3.6.6. unit_scaling.transforms.simulate_fp8

unit_scaling.transforms.simulate_fp8(module: M) → M[source]

[Experimental] Given a module, uses TorchDynamo to return a new module which simulates the effect of running matmuls in FP8. As is standard in the literature (Noune et al., 2022; Micikevicius et al., 2022), we use the FP8 E4 format in the forwards pass, and FP8 E5 in the backward pass.

Specifically, before each torch.nn.functional.linear() and torch.nn.functional.scaled_dot_product_attention() call, a quantisation op is inserted which simulates the effect of using FP8. This op reduces the range of values to that of the format, and (stochastically) rounds values to only those representable by the format.

The same is true for the backward pass. Models which use modules that contain these functions internally (such as torch.nn.Linear) will be inspected by TorchDynamo and have the correct quantisation ops inserted.

If the equivalent unit-scaled functions from unit_scaling.functional are used in the module, these too will be quantised.

Simulation of formats is run in FP32. Users should not expect speedups from using this method. The purpose is to simulate the numerical effects of running matmuls in FP8.

Parameters:: module (nn.Module) – the module to be quantised
Returns:: a new module which when used, will run with matmul inputs in FP8.
Return type:: nn.Module

▶ **WRITTEN TASKS**:
[A] Reproduce word for word the part of the simulate_fp8 documentation that opens with the words "Specifically, before each" and closes with "by the format.".
[B] Quote the rows verbatim, starting with the first row and ending with the row that contains "x-tick-label: Imported Health", including both of those rows.

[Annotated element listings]
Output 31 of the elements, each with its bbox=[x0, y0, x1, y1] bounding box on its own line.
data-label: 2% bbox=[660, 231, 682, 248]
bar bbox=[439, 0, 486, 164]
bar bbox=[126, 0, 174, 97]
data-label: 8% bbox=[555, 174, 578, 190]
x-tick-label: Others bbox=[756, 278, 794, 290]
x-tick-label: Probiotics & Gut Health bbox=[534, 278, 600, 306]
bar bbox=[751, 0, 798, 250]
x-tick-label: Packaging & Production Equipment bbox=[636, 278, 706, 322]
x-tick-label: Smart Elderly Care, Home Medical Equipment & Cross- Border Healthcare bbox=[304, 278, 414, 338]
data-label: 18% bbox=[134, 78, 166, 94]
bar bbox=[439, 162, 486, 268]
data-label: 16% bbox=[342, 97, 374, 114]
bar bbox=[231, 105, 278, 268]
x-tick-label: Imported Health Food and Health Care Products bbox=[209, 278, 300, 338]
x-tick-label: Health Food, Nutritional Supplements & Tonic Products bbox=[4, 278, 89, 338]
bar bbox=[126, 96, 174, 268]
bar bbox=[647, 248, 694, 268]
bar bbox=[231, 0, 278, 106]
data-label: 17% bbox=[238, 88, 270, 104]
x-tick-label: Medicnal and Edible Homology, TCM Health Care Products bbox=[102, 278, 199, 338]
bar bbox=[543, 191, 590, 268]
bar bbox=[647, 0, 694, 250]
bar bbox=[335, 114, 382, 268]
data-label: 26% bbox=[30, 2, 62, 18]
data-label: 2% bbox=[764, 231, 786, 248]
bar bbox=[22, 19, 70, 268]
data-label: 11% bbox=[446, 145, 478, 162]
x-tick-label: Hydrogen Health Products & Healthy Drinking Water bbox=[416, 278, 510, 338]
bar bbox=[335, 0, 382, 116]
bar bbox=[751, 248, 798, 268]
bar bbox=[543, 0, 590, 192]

▶ **RESPONSES PER TASK**:
[A]
Specifically, before each torch.nn.functional.linear() and torch.nn.functional.scaled_dot_product_attention() call, a quantisation op is inserted which simulates the effect of using FP8. This op reduces the range of values to that of the format, and (stochastically) rounds values to only those representable by the format.

[B]
Output 31 of the elements, each with its bbox=[x0, y0, x1, y1] bounding box on its own line.
data-label: 2% bbox=[660, 231, 682, 248]
bar bbox=[439, 0, 486, 164]
bar bbox=[126, 0, 174, 97]
data-label: 8% bbox=[555, 174, 578, 190]
x-tick-label: Others bbox=[756, 278, 794, 290]
x-tick-label: Probiotics & Gut Health bbox=[534, 278, 600, 306]
bar bbox=[751, 0, 798, 250]
x-tick-label: Packaging & Production Equipment bbox=[636, 278, 706, 322]
x-tick-label: Smart Elderly Care, Home Medical Equipment & Cross- Border Healthcare bbox=[304, 278, 414, 338]
data-label: 18% bbox=[134, 78, 166, 94]
bar bbox=[439, 162, 486, 268]
data-label: 16% bbox=[342, 97, 374, 114]
bar bbox=[231, 105, 278, 268]
x-tick-label: Imported Health Food and Health Care Products bbox=[209, 278, 300, 338]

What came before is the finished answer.